-- Opening Marker --

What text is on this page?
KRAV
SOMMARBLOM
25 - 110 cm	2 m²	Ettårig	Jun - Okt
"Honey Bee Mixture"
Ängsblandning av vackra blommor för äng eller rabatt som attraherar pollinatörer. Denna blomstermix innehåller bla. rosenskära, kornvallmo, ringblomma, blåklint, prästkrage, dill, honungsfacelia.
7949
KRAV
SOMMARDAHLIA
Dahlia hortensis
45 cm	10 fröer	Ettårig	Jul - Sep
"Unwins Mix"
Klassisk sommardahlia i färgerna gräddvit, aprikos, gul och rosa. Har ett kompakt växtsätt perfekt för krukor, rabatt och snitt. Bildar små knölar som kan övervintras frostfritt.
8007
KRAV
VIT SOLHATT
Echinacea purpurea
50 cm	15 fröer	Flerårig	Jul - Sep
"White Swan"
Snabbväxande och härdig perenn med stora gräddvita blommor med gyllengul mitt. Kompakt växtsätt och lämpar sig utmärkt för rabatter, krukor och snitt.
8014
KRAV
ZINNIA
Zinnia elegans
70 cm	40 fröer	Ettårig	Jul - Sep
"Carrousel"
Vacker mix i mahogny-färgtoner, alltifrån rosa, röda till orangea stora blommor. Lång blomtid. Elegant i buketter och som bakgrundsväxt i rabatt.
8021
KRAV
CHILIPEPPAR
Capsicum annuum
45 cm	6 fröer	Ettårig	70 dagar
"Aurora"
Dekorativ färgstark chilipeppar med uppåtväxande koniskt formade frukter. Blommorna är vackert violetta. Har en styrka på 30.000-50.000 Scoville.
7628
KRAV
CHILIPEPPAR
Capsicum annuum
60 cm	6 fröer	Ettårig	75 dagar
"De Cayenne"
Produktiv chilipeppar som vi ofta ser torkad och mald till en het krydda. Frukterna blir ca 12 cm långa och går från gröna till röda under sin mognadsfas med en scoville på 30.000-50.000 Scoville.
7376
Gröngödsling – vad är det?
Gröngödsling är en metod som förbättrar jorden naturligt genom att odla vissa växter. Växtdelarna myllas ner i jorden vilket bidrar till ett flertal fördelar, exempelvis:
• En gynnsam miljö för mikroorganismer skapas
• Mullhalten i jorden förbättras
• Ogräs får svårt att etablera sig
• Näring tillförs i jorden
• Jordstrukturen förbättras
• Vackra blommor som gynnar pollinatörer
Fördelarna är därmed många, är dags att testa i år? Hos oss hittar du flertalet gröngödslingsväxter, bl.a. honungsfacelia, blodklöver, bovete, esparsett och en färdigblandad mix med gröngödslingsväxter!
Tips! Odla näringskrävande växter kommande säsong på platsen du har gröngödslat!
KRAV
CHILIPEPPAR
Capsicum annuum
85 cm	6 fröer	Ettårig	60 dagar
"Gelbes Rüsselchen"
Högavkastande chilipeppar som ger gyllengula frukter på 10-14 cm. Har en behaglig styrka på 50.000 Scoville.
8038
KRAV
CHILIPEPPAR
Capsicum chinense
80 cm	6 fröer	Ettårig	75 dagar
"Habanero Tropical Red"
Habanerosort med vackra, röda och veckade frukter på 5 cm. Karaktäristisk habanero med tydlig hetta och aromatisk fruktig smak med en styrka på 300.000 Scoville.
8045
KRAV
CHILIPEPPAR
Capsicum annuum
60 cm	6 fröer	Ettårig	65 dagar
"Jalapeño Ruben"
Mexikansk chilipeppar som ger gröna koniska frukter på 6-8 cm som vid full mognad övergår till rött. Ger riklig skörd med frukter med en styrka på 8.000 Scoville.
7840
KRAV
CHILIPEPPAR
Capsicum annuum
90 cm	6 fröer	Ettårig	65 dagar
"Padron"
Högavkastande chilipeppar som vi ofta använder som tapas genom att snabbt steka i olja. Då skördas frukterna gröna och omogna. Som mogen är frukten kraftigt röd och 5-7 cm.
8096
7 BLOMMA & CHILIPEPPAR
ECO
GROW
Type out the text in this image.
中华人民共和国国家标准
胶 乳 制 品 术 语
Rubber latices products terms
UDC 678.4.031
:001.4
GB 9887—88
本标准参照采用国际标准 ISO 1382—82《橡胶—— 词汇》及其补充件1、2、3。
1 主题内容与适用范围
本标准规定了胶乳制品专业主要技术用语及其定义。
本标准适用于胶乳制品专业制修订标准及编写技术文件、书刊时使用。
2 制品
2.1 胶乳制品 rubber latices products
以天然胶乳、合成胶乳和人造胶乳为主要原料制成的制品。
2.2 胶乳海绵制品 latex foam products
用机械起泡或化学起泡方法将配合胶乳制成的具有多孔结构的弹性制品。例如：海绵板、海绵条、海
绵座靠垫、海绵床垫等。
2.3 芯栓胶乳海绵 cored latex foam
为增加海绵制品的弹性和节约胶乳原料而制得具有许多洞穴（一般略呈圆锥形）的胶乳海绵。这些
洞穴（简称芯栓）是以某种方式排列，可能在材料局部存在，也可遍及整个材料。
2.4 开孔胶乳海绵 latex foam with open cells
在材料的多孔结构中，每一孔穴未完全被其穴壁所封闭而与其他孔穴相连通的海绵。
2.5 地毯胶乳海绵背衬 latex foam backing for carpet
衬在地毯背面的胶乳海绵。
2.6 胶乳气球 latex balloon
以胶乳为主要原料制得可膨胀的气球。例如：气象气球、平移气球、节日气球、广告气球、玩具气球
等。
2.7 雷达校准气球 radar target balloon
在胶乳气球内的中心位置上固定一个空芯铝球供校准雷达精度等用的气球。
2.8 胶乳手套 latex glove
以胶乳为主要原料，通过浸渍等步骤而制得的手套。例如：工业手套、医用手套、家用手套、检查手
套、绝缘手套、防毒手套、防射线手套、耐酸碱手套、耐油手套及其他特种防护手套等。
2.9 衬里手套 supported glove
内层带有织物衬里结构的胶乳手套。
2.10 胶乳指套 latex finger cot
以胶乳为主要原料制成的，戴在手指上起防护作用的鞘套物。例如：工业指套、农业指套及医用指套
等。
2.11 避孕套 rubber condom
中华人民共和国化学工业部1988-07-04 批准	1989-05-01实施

-- Closing Marker --

Set down each line from the line containing "Type out the text in this image." through the final line of the data, exactly and with nothing added.

**Exercise answer**
Type out the text in this image.
中华人民共和国国家标准
胶 乳 制 品 术 语
Rubber latices products terms
UDC 678.4.031
:001.4
GB 9887—88
本标准参照采用国际标准 ISO 1382—82《橡胶—— 词汇》及其补充件1、2、3。
1 主题内容与适用范围
本标准规定了胶乳制品专业主要技术用语及其定义。
本标准适用于胶乳制品专业制修订标准及编写技术文件、书刊时使用。
2 制品
2.1 胶乳制品 rubber latices products
以天然胶乳、合成胶乳和人造胶乳为主要原料制成的制品。
2.2 胶乳海绵制品 latex foam products
用机械起泡或化学起泡方法将配合胶乳制成的具有多孔结构的弹性制品。例如：海绵板、海绵条、海
绵座靠垫、海绵床垫等。
2.3 芯栓胶乳海绵 cored latex foam
为增加海绵制品的弹性和节约胶乳原料而制得具有许多洞穴（一般略呈圆锥形）的胶乳海绵。这些
洞穴（简称芯栓）是以某种方式排列，可能在材料局部存在，也可遍及整个材料。
2.4 开孔胶乳海绵 latex foam with open cells
在材料的多孔结构中，每一孔穴未完全被其穴壁所封闭而与其他孔穴相连通的海绵。
2.5 地毯胶乳海绵背衬 latex foam backing for carpet
衬在地毯背面的胶乳海绵。
2.6 胶乳气球 latex balloon
以胶乳为主要原料制得可膨胀的气球。例如：气象气球、平移气球、节日气球、广告气球、玩具气球
等。
2.7 雷达校准气球 radar target balloon
在胶乳气球内的中心位置上固定一个空芯铝球供校准雷达精度等用的气球。
2.8 胶乳手套 latex glove
以胶乳为主要原料，通过浸渍等步骤而制得的手套。例如：工业手套、医用手套、家用手套、检查手
套、绝缘手套、防毒手套、防射线手套、耐酸碱手套、耐油手套及其他特种防护手套等。
2.9 衬里手套 supported glove
内层带有织物衬里结构的胶乳手套。
2.10 胶乳指套 latex finger cot
以胶乳为主要原料制成的，戴在手指上起防护作用的鞘套物。例如：工业指套、农业指套及医用指套
等。
2.11 避孕套 rubber condom
中华人民共和国化学工业部1988-07-04 批准	1989-05-01实施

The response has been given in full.